** START **

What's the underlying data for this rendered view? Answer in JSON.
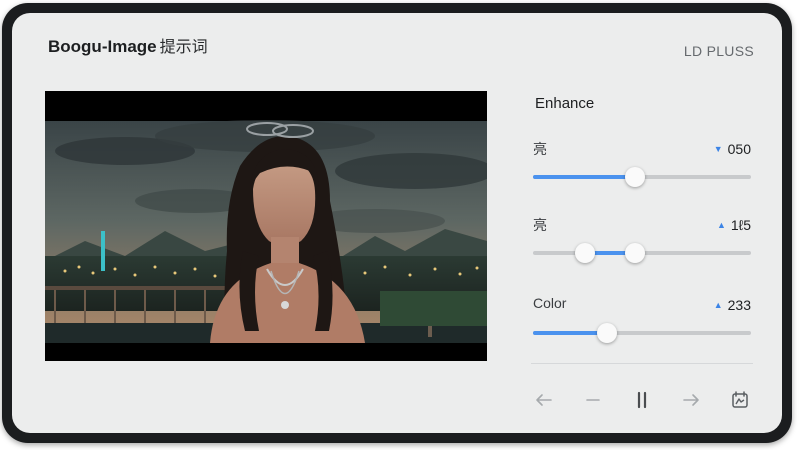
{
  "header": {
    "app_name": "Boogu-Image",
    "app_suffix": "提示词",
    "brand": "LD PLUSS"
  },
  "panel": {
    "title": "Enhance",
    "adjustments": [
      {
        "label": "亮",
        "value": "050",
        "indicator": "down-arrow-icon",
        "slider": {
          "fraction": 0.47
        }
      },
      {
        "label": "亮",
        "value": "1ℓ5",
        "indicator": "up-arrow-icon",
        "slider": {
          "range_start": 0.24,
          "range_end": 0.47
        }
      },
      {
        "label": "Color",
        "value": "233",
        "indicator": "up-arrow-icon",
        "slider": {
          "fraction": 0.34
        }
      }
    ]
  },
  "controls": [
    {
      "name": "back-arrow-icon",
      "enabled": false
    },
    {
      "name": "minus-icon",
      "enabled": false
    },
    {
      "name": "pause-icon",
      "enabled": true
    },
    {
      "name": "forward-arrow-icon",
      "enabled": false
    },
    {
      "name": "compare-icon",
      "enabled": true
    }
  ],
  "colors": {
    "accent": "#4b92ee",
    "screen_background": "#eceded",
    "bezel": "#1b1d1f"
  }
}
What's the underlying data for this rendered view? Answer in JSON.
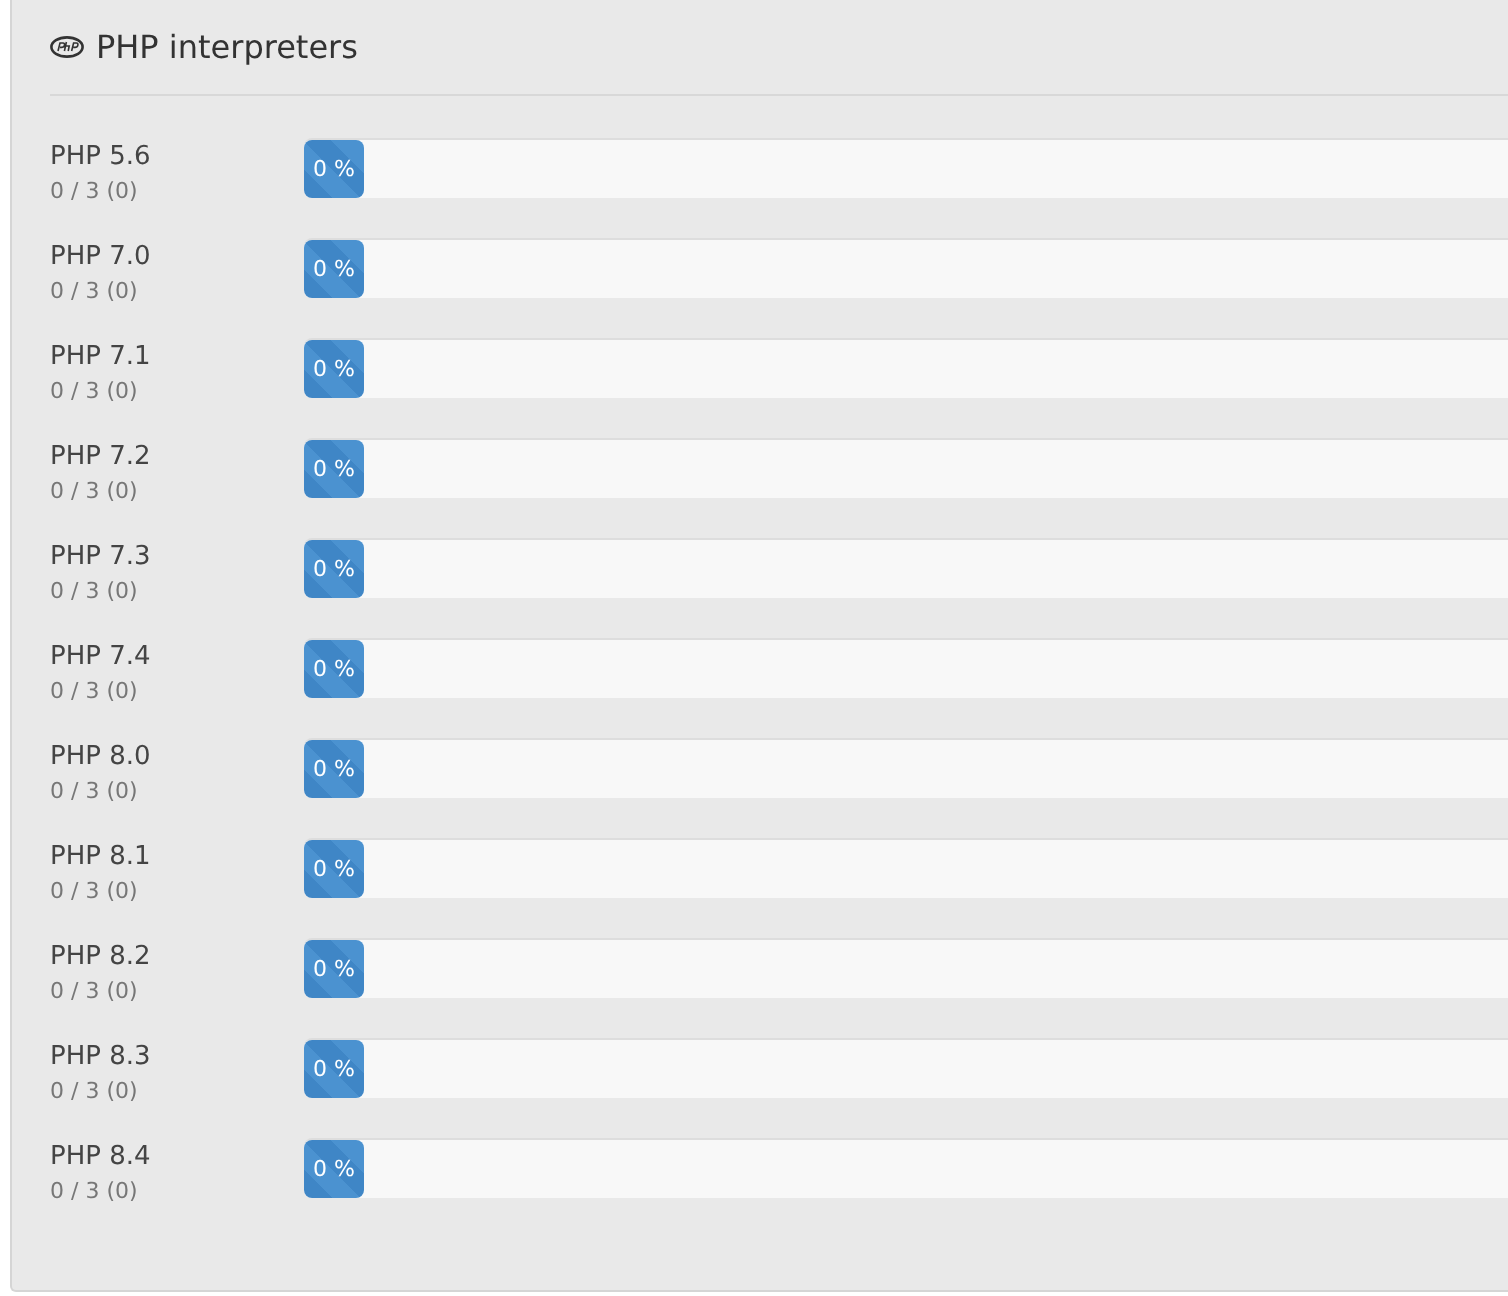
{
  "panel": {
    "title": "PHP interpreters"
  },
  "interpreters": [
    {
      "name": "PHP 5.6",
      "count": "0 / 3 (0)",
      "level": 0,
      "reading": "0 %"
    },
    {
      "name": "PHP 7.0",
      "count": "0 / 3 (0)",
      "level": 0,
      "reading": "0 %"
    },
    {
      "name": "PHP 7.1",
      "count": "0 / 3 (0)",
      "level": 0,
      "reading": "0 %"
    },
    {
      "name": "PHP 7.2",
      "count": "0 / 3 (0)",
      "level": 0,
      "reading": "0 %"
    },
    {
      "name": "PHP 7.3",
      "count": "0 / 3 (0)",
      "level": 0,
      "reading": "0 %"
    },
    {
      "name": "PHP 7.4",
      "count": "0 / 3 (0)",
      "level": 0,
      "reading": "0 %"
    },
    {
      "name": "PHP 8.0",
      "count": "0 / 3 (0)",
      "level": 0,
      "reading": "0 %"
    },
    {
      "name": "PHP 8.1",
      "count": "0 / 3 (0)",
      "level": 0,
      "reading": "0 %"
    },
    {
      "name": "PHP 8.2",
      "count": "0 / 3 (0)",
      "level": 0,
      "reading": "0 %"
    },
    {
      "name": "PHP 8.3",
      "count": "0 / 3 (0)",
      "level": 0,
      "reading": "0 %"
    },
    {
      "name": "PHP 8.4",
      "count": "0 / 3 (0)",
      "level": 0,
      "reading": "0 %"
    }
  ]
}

** END **
** START **

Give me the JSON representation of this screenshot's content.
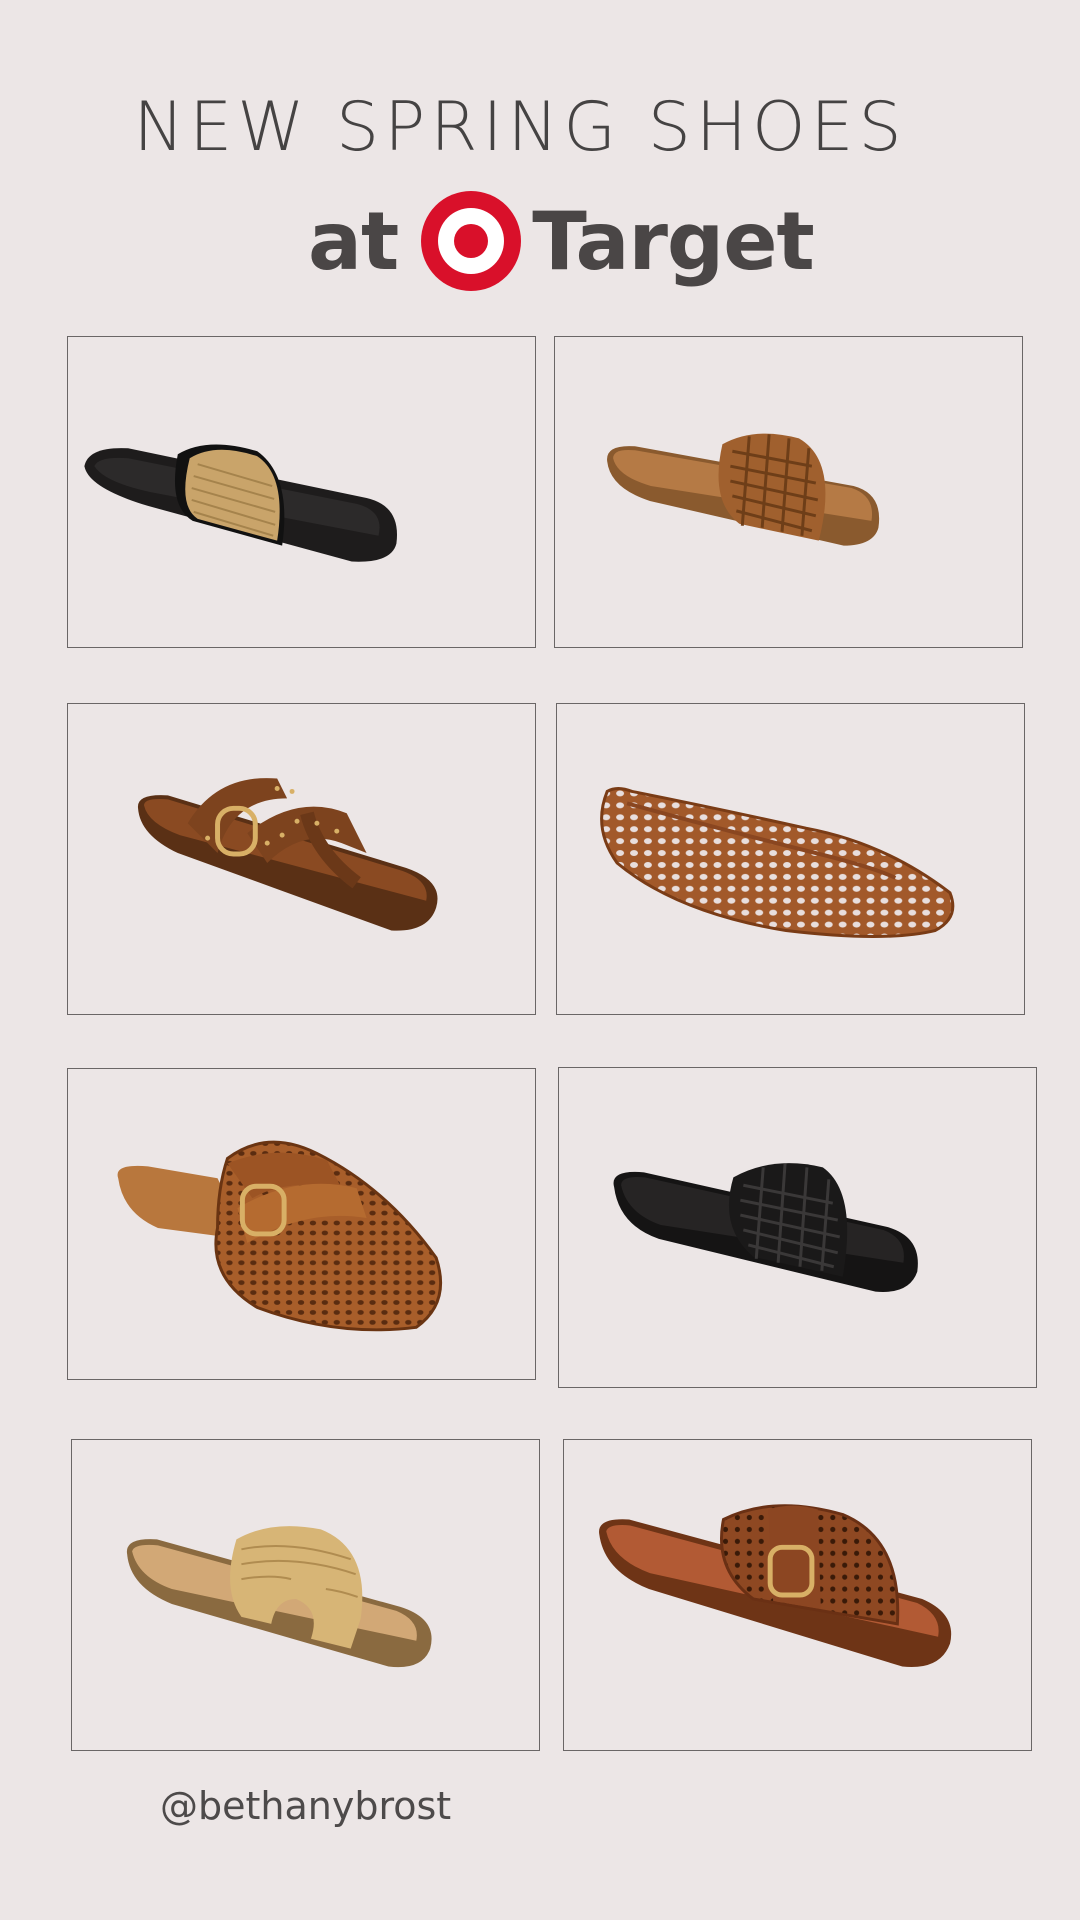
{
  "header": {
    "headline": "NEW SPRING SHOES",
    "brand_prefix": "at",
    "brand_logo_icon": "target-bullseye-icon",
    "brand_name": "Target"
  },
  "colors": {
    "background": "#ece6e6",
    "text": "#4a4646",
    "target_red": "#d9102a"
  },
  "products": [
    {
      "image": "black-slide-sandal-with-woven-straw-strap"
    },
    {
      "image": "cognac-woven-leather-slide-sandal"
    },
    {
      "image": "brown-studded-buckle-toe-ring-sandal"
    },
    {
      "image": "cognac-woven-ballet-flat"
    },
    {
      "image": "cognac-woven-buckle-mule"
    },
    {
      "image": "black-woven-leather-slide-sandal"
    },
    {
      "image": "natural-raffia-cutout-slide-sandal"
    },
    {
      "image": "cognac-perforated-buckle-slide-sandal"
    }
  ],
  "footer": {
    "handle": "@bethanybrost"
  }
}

** END **

List each line of the entries that holds the string "sandal".

● Output of the exercise:
      "image": "black-slide-sandal-with-woven-straw-strap"
      "image": "cognac-woven-leather-slide-sandal"
      "image": "brown-studded-buckle-toe-ring-sandal"
      "image": "black-woven-leather-slide-sandal"
      "image": "natural-raffia-cutout-slide-sandal"
      "image": "cognac-perforated-buckle-slide-sandal"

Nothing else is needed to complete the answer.